From the records below, give the number of lines that contain the string "должности", without any other text.
%%
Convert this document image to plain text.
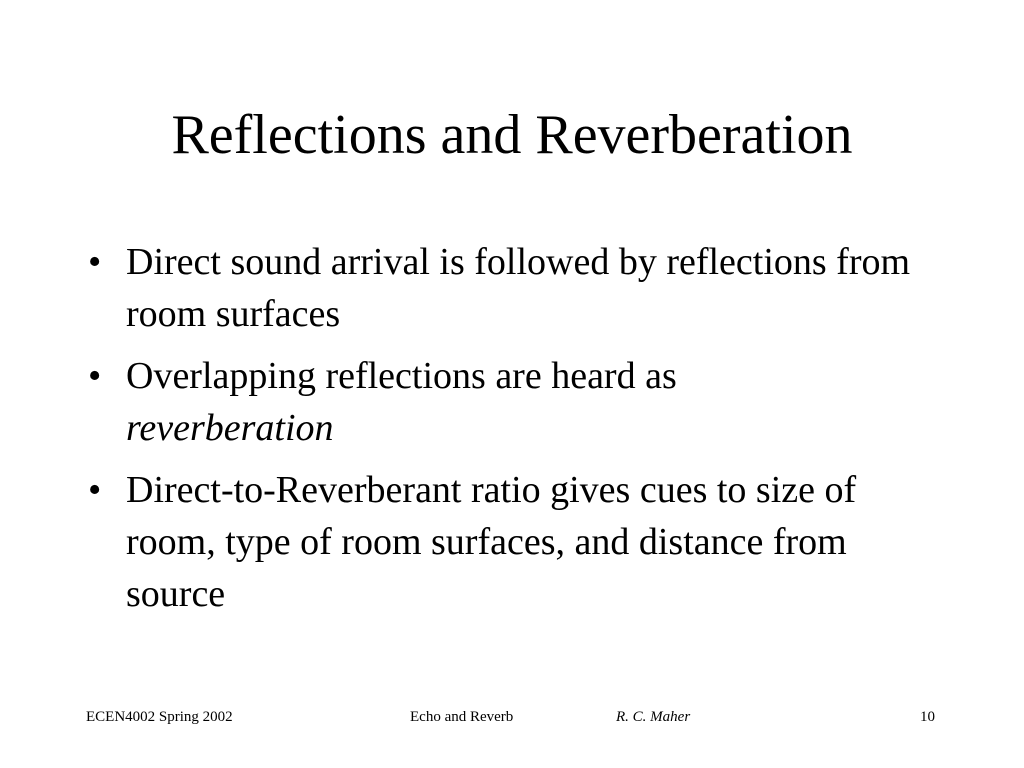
Reflections and Reverberation
• Direct sound arrival is followed by reflections from room surfaces
• Overlapping reflections are heard as
reverberation
• Direct-to-Reverberant ratio gives cues to size of room, type of room surfaces, and distance from source
ECEN4002 Spring 2002	Echo and Reverb	R. C. Maher	10
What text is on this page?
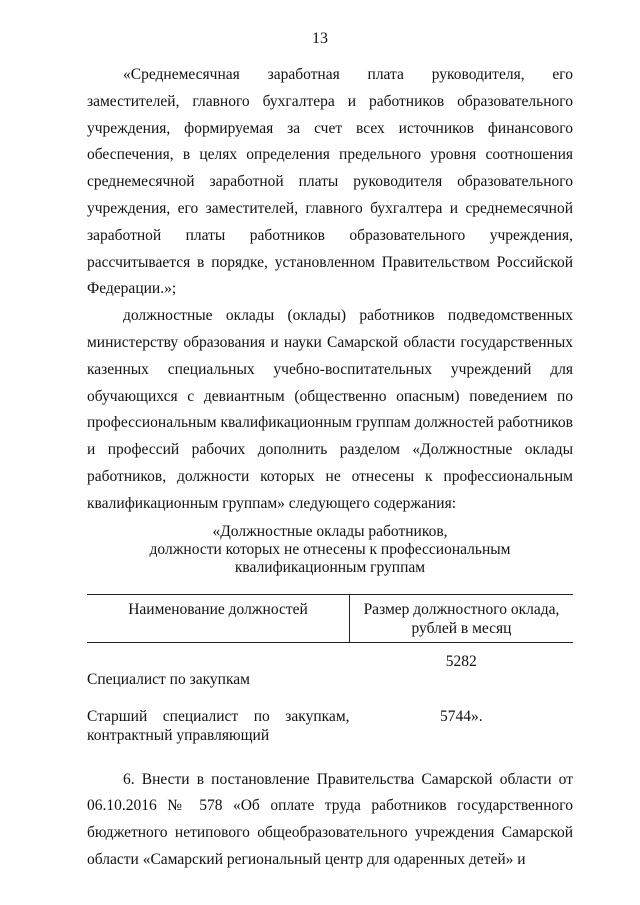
13

«Среднемесячная заработная плата руководителя, его заместителей, главного бухгалтера и работников образовательного учреждения, формируемая за счет всех источников финансового обеспечения, в целях определения предельного уровня соотношения среднемесячной заработной платы руководителя образовательного учреждения, его заместителей, главного бухгалтера и среднемесячной заработной платы работников образовательного учреждения, рассчитывается в порядке, установленном Правительством Российской Федерации.»;

должностные оклады (оклады) работников подведомственных министерству образования и науки Самарской области государственных казенных специальных учебно-воспитательных учреждений для обучающихся с девиантным (общественно опасным) поведением по профессиональным квалификационным группам должностей работников и профессий рабочих дополнить разделом «Должностные оклады работников, должности которых не отнесены к профессиональным квалификационным группам» следующего содержания:

«Должностные оклады работников,
должности которых не отнесены к профессиональным
квалификационным группам
Наименование должностей	Размер должностного оклада, рублей в месяц
Специалист по закупкам	5282
Старший специалист по закупкам, контрактный управляющий	5744».

6. Внести в постановление Правительства Самарской области от 06.10.2016 № 578 «Об оплате труда работников государственного бюджетного нетипового общеобразовательного учреждения Самарской области «Самарский региональный центр для одаренных детей» и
%%
Exercise response: 2